Written request> In this exercise, return the whole listing exactly, excluding any images.

Input data>

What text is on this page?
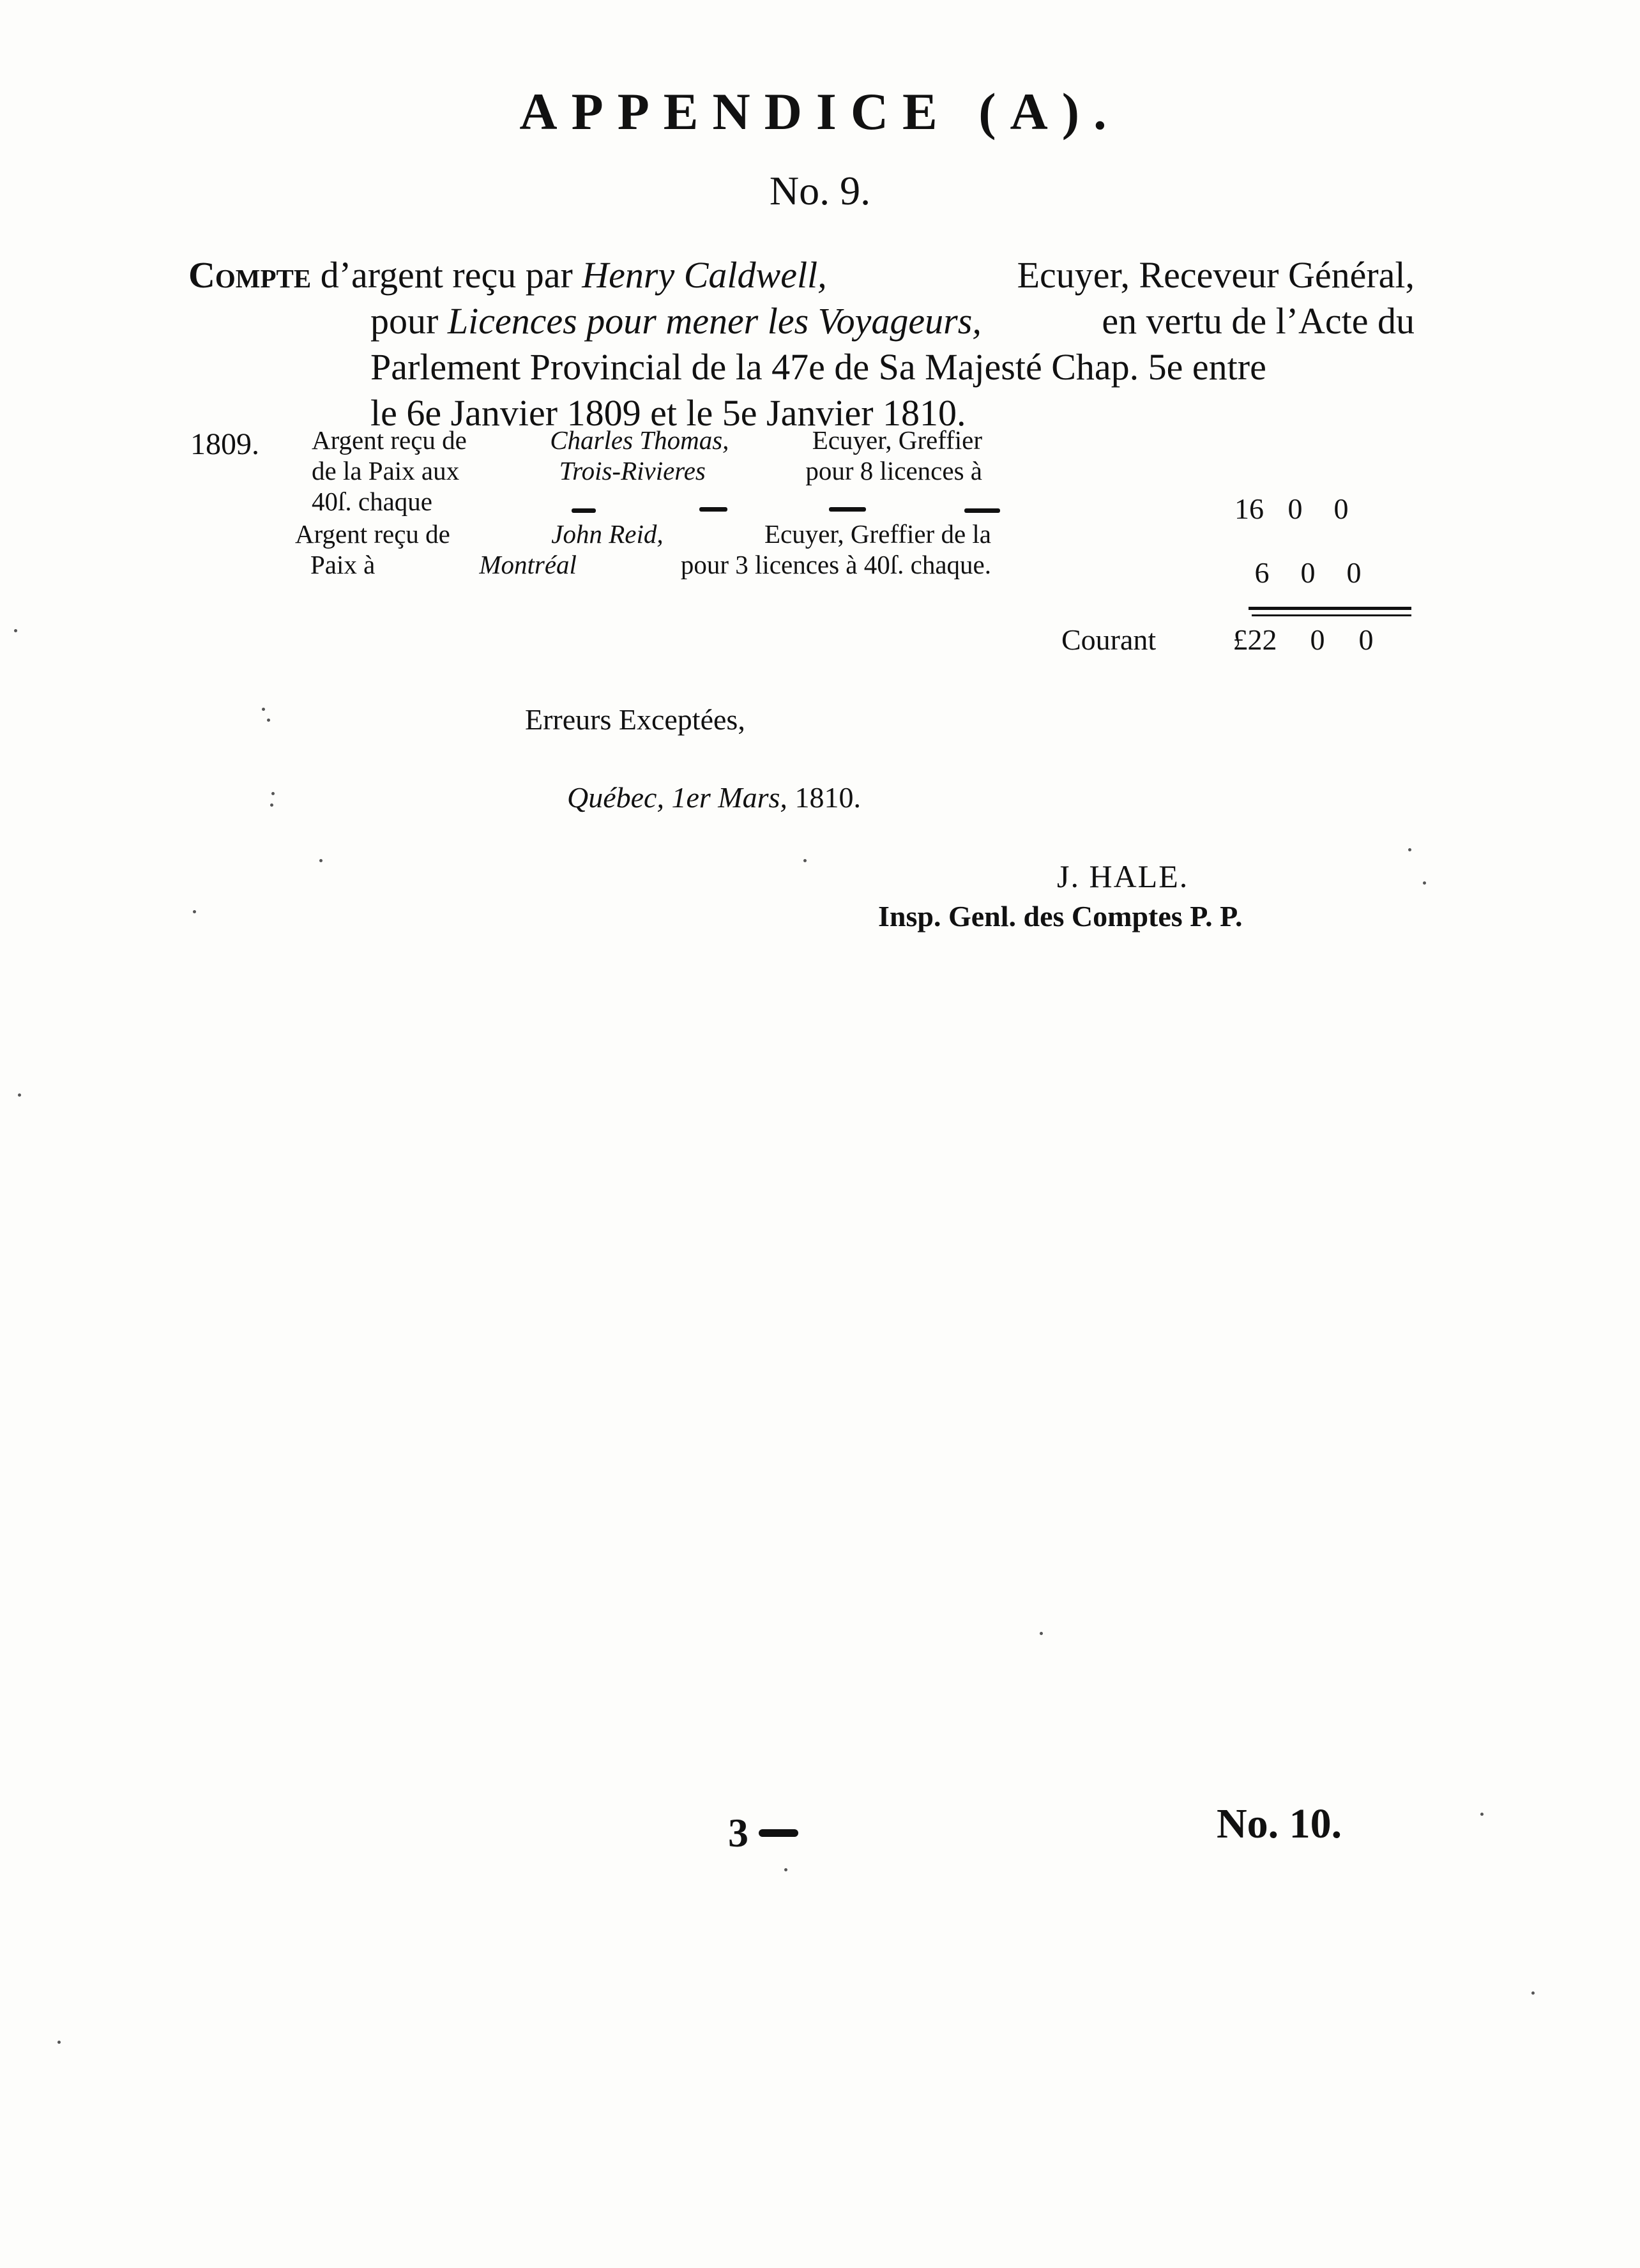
APPENDICE (A).
No. 9.
Compte d’argent reçu par Henry Caldwell,	Ecuyer, Receveur Général,
pour Licences pour mener les Voyageurs,	en vertu de l’Acte du
Parlement Provincial de la 47e de Sa Majesté Chap. 5e entre
le 6e Janvier 1809 et le 5e Janvier 1810.
1809. Argent reçu de	Charles Thomas,	Ecuyer, Greffier
de la Paix aux	Trois-Rivieres	pour 8 licences à
40ſ. chaque	16 0	0
Argent reçu de	John Reid,	Ecuyer, Greffier de la
Paix à	Montréal	pour 3 licences à 40ſ. chaque.	6	0	0
Courant	£22	0	0
Erreurs Exceptées,
Québec, 1er Mars, 1810.
J. HALE.
Insp. Genl. des Comptes P. P.
3	No. 10.
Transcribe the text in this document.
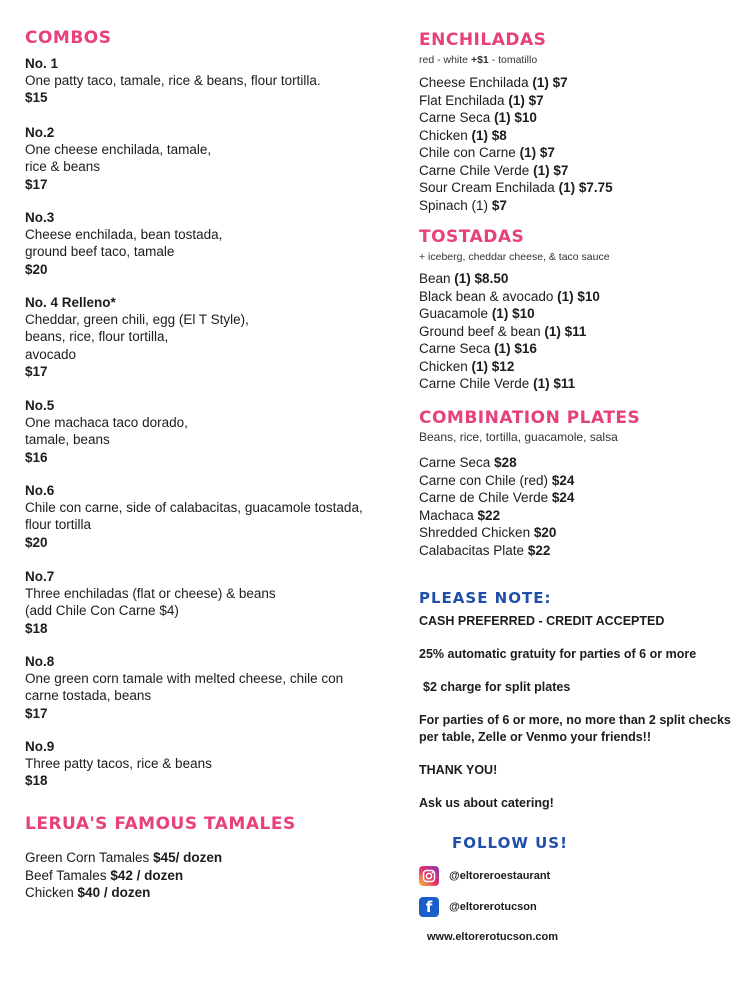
COMBOS
No. 1
One patty taco, tamale, rice & beans, flour tortilla.
$15
No.2
One cheese enchilada, tamale,
rice & beans
$17
No.3
Cheese enchilada, bean tostada,
ground beef taco, tamale
$20
No. 4 Relleno*
Cheddar, green chili, egg (El T Style),
beans, rice, flour tortilla,
avocado
$17
No.5
One machaca taco dorado,
tamale, beans
$16
No.6
Chile con carne, side of calabacitas, guacamole tostada,
flour tortilla
$20
No.7
Three enchiladas (flat or cheese) & beans
(add Chile Con Carne $4)
$18
No.8
One green corn tamale with melted cheese, chile con
carne tostada, beans
$17
No.9
Three patty tacos, rice & beans
$18
LERUA'S FAMOUS TAMALES
Green Corn Tamales $45/ dozen
Beef Tamales $42 / dozen
Chicken $40 / dozen
ENCHILADAS
red - white +$1 - tomatillo
Cheese Enchilada (1) $7
Flat Enchilada (1) $7
Carne Seca (1) $10
Chicken (1) $8
Chile con Carne (1) $7
Carne Chile Verde (1) $7
Sour Cream Enchilada (1) $7.75
Spinach (1) $7
TOSTADAS
+ iceberg, cheddar cheese, & taco sauce
Bean (1) $8.50
Black bean & avocado (1) $10
Guacamole (1) $10
Ground beef & bean (1) $11
Carne Seca (1) $16
Chicken (1) $12
Carne Chile Verde (1) $11
COMBINATION PLATES
Beans, rice, tortilla, guacamole, salsa
Carne Seca $28
Carne con Chile (red) $24
Carne de Chile Verde $24
Machaca $22
Shredded Chicken $20
Calabacitas Plate $22
PLEASE NOTE:
CASH PREFERRED - CREDIT ACCEPTED
25% automatic gratuity for parties of 6 or more
$2 charge for split plates
For parties of 6 or more, no more than 2 split checks per table, Zelle or Venmo your friends!!
THANK YOU!
Ask us about catering!
FOLLOW US!
@eltoreroestaurant
f	@eltorerotucson
www.eltorerotucson.com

Answer to the problem>
What text is on this page?
APPENDICE (A).
No. 9.
Compte d’argent reçu par Henry Caldwell,	Ecuyer, Receveur Général,
pour Licences pour mener les Voyageurs,	en vertu de l’Acte du
Parlement Provincial de la 47e de Sa Majesté Chap. 5e entre
le 6e Janvier 1809 et le 5e Janvier 1810.
1809. Argent reçu de	Charles Thomas,	Ecuyer, Greffier
de la Paix aux	Trois-Rivieres	pour 8 licences à
40ſ. chaque	16 0	0
Argent reçu de	John Reid,	Ecuyer, Greffier de la
Paix à	Montréal	pour 3 licences à 40ſ. chaque.	6	0	0
Courant	£22	0	0
Erreurs Exceptées,
Québec, 1er Mars, 1810.
J. HALE.
Insp. Genl. des Comptes P. P.
3	No. 10.
Transcribe the text in this document.
COMBOS
No. 1
One patty taco, tamale, rice & beans, flour tortilla.
$15
No.2
One cheese enchilada, tamale,
rice & beans
$17
No.3
Cheese enchilada, bean tostada,
ground beef taco, tamale
$20
No. 4 Relleno*
Cheddar, green chili, egg (El T Style),
beans, rice, flour tortilla,
avocado
$17
No.5
One machaca taco dorado,
tamale, beans
$16
No.6
Chile con carne, side of calabacitas, guacamole tostada,
flour tortilla
$20
No.7
Three enchiladas (flat or cheese) & beans
(add Chile Con Carne $4)
$18
No.8
One green corn tamale with melted cheese, chile con
carne tostada, beans
$17
No.9
Three patty tacos, rice & beans
$18
LERUA'S FAMOUS TAMALES
Green Corn Tamales $45/ dozen
Beef Tamales $42 / dozen
Chicken $40 / dozen
ENCHILADAS
red - white +$1 - tomatillo
Cheese Enchilada (1) $7
Flat Enchilada (1) $7
Carne Seca (1) $10
Chicken (1) $8
Chile con Carne (1) $7
Carne Chile Verde (1) $7
Sour Cream Enchilada (1) $7.75
Spinach (1) $7
TOSTADAS
+ iceberg, cheddar cheese, & taco sauce
Bean (1) $8.50
Black bean & avocado (1) $10
Guacamole (1) $10
Ground beef & bean (1) $11
Carne Seca (1) $16
Chicken (1) $12
Carne Chile Verde (1) $11
COMBINATION PLATES
Beans, rice, tortilla, guacamole, salsa
Carne Seca $28
Carne con Chile (red) $24
Carne de Chile Verde $24
Machaca $22
Shredded Chicken $20
Calabacitas Plate $22
PLEASE NOTE:
CASH PREFERRED - CREDIT ACCEPTED
25% automatic gratuity for parties of 6 or more
$2 charge for split plates
For parties of 6 or more, no more than 2 split checks per table, Zelle or Venmo your friends!!
THANK YOU!
Ask us about catering!
FOLLOW US!
@eltoreroestaurant
f	@eltorerotucson
www.eltorerotucson.com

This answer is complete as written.